__What to work on__: All lines below must be repeated exactly, with the pictures omitted.

__Data for this task__:

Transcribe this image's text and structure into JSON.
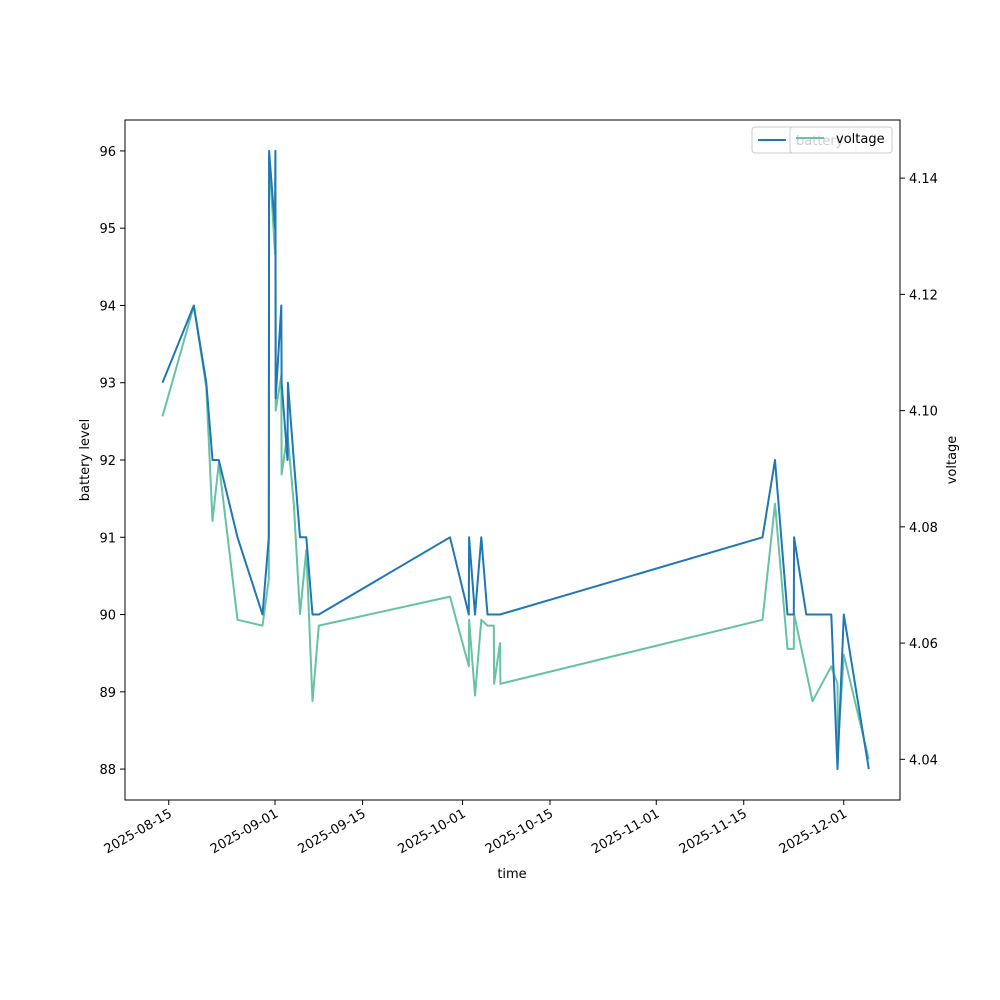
{
  "chart_data": {
    "type": "line",
    "title": "",
    "xlabel": "time",
    "ylabel": "battery level",
    "ylabel_right": "voltage",
    "x_tick_labels": [
      "2025-08-15",
      "2025-09-01",
      "2025-09-15",
      "2025-10-01",
      "2025-10-15",
      "2025-11-01",
      "2025-11-15",
      "2025-12-01"
    ],
    "y_left_ticks": [
      "88",
      "89",
      "90",
      "91",
      "92",
      "93",
      "94",
      "95",
      "96"
    ],
    "y_right_ticks": [
      "4.04",
      "4.06",
      "4.08",
      "4.10",
      "4.12",
      "4.14"
    ],
    "xlim": [
      "2025-08-08",
      "2025-12-10"
    ],
    "ylim_left": [
      87.6,
      96.4
    ],
    "ylim_right": [
      4.033,
      4.15
    ],
    "grid": false,
    "legend_placement": "top-right",
    "series": [
      {
        "name": "battery",
        "axis": "left",
        "color": "#1f77b4",
        "points": [
          [
            "2025-08-14",
            93.0
          ],
          [
            "2025-08-19",
            94.0
          ],
          [
            "2025-08-21",
            93.0
          ],
          [
            "2025-08-22",
            92.0
          ],
          [
            "2025-08-23",
            92.0
          ],
          [
            "2025-08-26",
            91.0
          ],
          [
            "2025-08-30",
            90.0
          ],
          [
            "2025-08-31",
            91.0
          ],
          [
            "2025-08-31",
            96.0
          ],
          [
            "2025-09-01",
            95.0
          ],
          [
            "2025-09-01",
            96.0
          ],
          [
            "2025-09-01",
            92.8
          ],
          [
            "2025-09-02",
            94.0
          ],
          [
            "2025-09-02",
            93.0
          ],
          [
            "2025-09-03",
            92.0
          ],
          [
            "2025-09-03",
            93.0
          ],
          [
            "2025-09-04",
            92.0
          ],
          [
            "2025-09-05",
            91.0
          ],
          [
            "2025-09-06",
            91.0
          ],
          [
            "2025-09-07",
            90.0
          ],
          [
            "2025-09-08",
            90.0
          ],
          [
            "2025-09-29",
            91.0
          ],
          [
            "2025-10-02",
            90.0
          ],
          [
            "2025-10-02",
            91.0
          ],
          [
            "2025-10-03",
            90.0
          ],
          [
            "2025-10-04",
            91.0
          ],
          [
            "2025-10-05",
            90.0
          ],
          [
            "2025-10-07",
            90.0
          ],
          [
            "2025-11-18",
            91.0
          ],
          [
            "2025-11-20",
            92.0
          ],
          [
            "2025-11-22",
            90.0
          ],
          [
            "2025-11-23",
            90.0
          ],
          [
            "2025-11-23",
            91.0
          ],
          [
            "2025-11-25",
            90.0
          ],
          [
            "2025-11-29",
            90.0
          ],
          [
            "2025-11-30",
            88.0
          ],
          [
            "2025-12-01",
            90.0
          ],
          [
            "2025-12-05",
            88.0
          ]
        ]
      },
      {
        "name": "voltage",
        "axis": "right",
        "color": "#66c2a5",
        "points": [
          [
            "2025-08-14",
            4.099
          ],
          [
            "2025-08-19",
            4.118
          ],
          [
            "2025-08-21",
            4.104
          ],
          [
            "2025-08-22",
            4.081
          ],
          [
            "2025-08-23",
            4.091
          ],
          [
            "2025-08-26",
            4.064
          ],
          [
            "2025-08-30",
            4.063
          ],
          [
            "2025-08-31",
            4.071
          ],
          [
            "2025-08-31",
            4.144
          ],
          [
            "2025-09-01",
            4.127
          ],
          [
            "2025-09-01",
            4.137
          ],
          [
            "2025-09-01",
            4.1
          ],
          [
            "2025-09-02",
            4.106
          ],
          [
            "2025-09-02",
            4.089
          ],
          [
            "2025-09-03",
            4.096
          ],
          [
            "2025-09-04",
            4.084
          ],
          [
            "2025-09-05",
            4.065
          ],
          [
            "2025-09-06",
            4.076
          ],
          [
            "2025-09-07",
            4.05
          ],
          [
            "2025-09-08",
            4.063
          ],
          [
            "2025-09-29",
            4.068
          ],
          [
            "2025-10-02",
            4.056
          ],
          [
            "2025-10-02",
            4.064
          ],
          [
            "2025-10-03",
            4.051
          ],
          [
            "2025-10-04",
            4.064
          ],
          [
            "2025-10-05",
            4.063
          ],
          [
            "2025-10-06",
            4.063
          ],
          [
            "2025-10-06",
            4.053
          ],
          [
            "2025-10-07",
            4.06
          ],
          [
            "2025-10-07",
            4.053
          ],
          [
            "2025-11-18",
            4.064
          ],
          [
            "2025-11-20",
            4.084
          ],
          [
            "2025-11-22",
            4.059
          ],
          [
            "2025-11-23",
            4.059
          ],
          [
            "2025-11-23",
            4.065
          ],
          [
            "2025-11-26",
            4.05
          ],
          [
            "2025-11-29",
            4.056
          ],
          [
            "2025-11-30",
            4.053
          ],
          [
            "2025-11-30",
            4.042
          ],
          [
            "2025-12-01",
            4.058
          ],
          [
            "2025-12-05",
            4.04
          ]
        ]
      }
    ]
  }
}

__Solution to this task__:
Transcribe this image's text and structure into JSON.
{
  "chart_data": {
    "type": "line",
    "title": "",
    "xlabel": "time",
    "ylabel": "battery level",
    "ylabel_right": "voltage",
    "x_tick_labels": [
      "2025-08-15",
      "2025-09-01",
      "2025-09-15",
      "2025-10-01",
      "2025-10-15",
      "2025-11-01",
      "2025-11-15",
      "2025-12-01"
    ],
    "y_left_ticks": [
      "88",
      "89",
      "90",
      "91",
      "92",
      "93",
      "94",
      "95",
      "96"
    ],
    "y_right_ticks": [
      "4.04",
      "4.06",
      "4.08",
      "4.10",
      "4.12",
      "4.14"
    ],
    "xlim": [
      "2025-08-08",
      "2025-12-10"
    ],
    "ylim_left": [
      87.6,
      96.4
    ],
    "ylim_right": [
      4.033,
      4.15
    ],
    "grid": false,
    "legend_placement": "top-right",
    "series": [
      {
        "name": "battery",
        "axis": "left",
        "color": "#1f77b4",
        "points": [
          [
            "2025-08-14",
            93.0
          ],
          [
            "2025-08-19",
            94.0
          ],
          [
            "2025-08-21",
            93.0
          ],
          [
            "2025-08-22",
            92.0
          ],
          [
            "2025-08-23",
            92.0
          ],
          [
            "2025-08-26",
            91.0
          ],
          [
            "2025-08-30",
            90.0
          ],
          [
            "2025-08-31",
            91.0
          ],
          [
            "2025-08-31",
            96.0
          ],
          [
            "2025-09-01",
            95.0
          ],
          [
            "2025-09-01",
            96.0
          ],
          [
            "2025-09-01",
            92.8
          ],
          [
            "2025-09-02",
            94.0
          ],
          [
            "2025-09-02",
            93.0
          ],
          [
            "2025-09-03",
            92.0
          ],
          [
            "2025-09-03",
            93.0
          ],
          [
            "2025-09-04",
            92.0
          ],
          [
            "2025-09-05",
            91.0
          ],
          [
            "2025-09-06",
            91.0
          ],
          [
            "2025-09-07",
            90.0
          ],
          [
            "2025-09-08",
            90.0
          ],
          [
            "2025-09-29",
            91.0
          ],
          [
            "2025-10-02",
            90.0
          ],
          [
            "2025-10-02",
            91.0
          ],
          [
            "2025-10-03",
            90.0
          ],
          [
            "2025-10-04",
            91.0
          ],
          [
            "2025-10-05",
            90.0
          ],
          [
            "2025-10-07",
            90.0
          ],
          [
            "2025-11-18",
            91.0
          ],
          [
            "2025-11-20",
            92.0
          ],
          [
            "2025-11-22",
            90.0
          ],
          [
            "2025-11-23",
            90.0
          ],
          [
            "2025-11-23",
            91.0
          ],
          [
            "2025-11-25",
            90.0
          ],
          [
            "2025-11-29",
            90.0
          ],
          [
            "2025-11-30",
            88.0
          ],
          [
            "2025-12-01",
            90.0
          ],
          [
            "2025-12-05",
            88.0
          ]
        ]
      },
      {
        "name": "voltage",
        "axis": "right",
        "color": "#66c2a5",
        "points": [
          [
            "2025-08-14",
            4.099
          ],
          [
            "2025-08-19",
            4.118
          ],
          [
            "2025-08-21",
            4.104
          ],
          [
            "2025-08-22",
            4.081
          ],
          [
            "2025-08-23",
            4.091
          ],
          [
            "2025-08-26",
            4.064
          ],
          [
            "2025-08-30",
            4.063
          ],
          [
            "2025-08-31",
            4.071
          ],
          [
            "2025-08-31",
            4.144
          ],
          [
            "2025-09-01",
            4.127
          ],
          [
            "2025-09-01",
            4.137
          ],
          [
            "2025-09-01",
            4.1
          ],
          [
            "2025-09-02",
            4.106
          ],
          [
            "2025-09-02",
            4.089
          ],
          [
            "2025-09-03",
            4.096
          ],
          [
            "2025-09-04",
            4.084
          ],
          [
            "2025-09-05",
            4.065
          ],
          [
            "2025-09-06",
            4.076
          ],
          [
            "2025-09-07",
            4.05
          ],
          [
            "2025-09-08",
            4.063
          ],
          [
            "2025-09-29",
            4.068
          ],
          [
            "2025-10-02",
            4.056
          ],
          [
            "2025-10-02",
            4.064
          ],
          [
            "2025-10-03",
            4.051
          ],
          [
            "2025-10-04",
            4.064
          ],
          [
            "2025-10-05",
            4.063
          ],
          [
            "2025-10-06",
            4.063
          ],
          [
            "2025-10-06",
            4.053
          ],
          [
            "2025-10-07",
            4.06
          ],
          [
            "2025-10-07",
            4.053
          ],
          [
            "2025-11-18",
            4.064
          ],
          [
            "2025-11-20",
            4.084
          ],
          [
            "2025-11-22",
            4.059
          ],
          [
            "2025-11-23",
            4.059
          ],
          [
            "2025-11-23",
            4.065
          ],
          [
            "2025-11-26",
            4.05
          ],
          [
            "2025-11-29",
            4.056
          ],
          [
            "2025-11-30",
            4.053
          ],
          [
            "2025-11-30",
            4.042
          ],
          [
            "2025-12-01",
            4.058
          ],
          [
            "2025-12-05",
            4.04
          ]
        ]
      }
    ]
  }
}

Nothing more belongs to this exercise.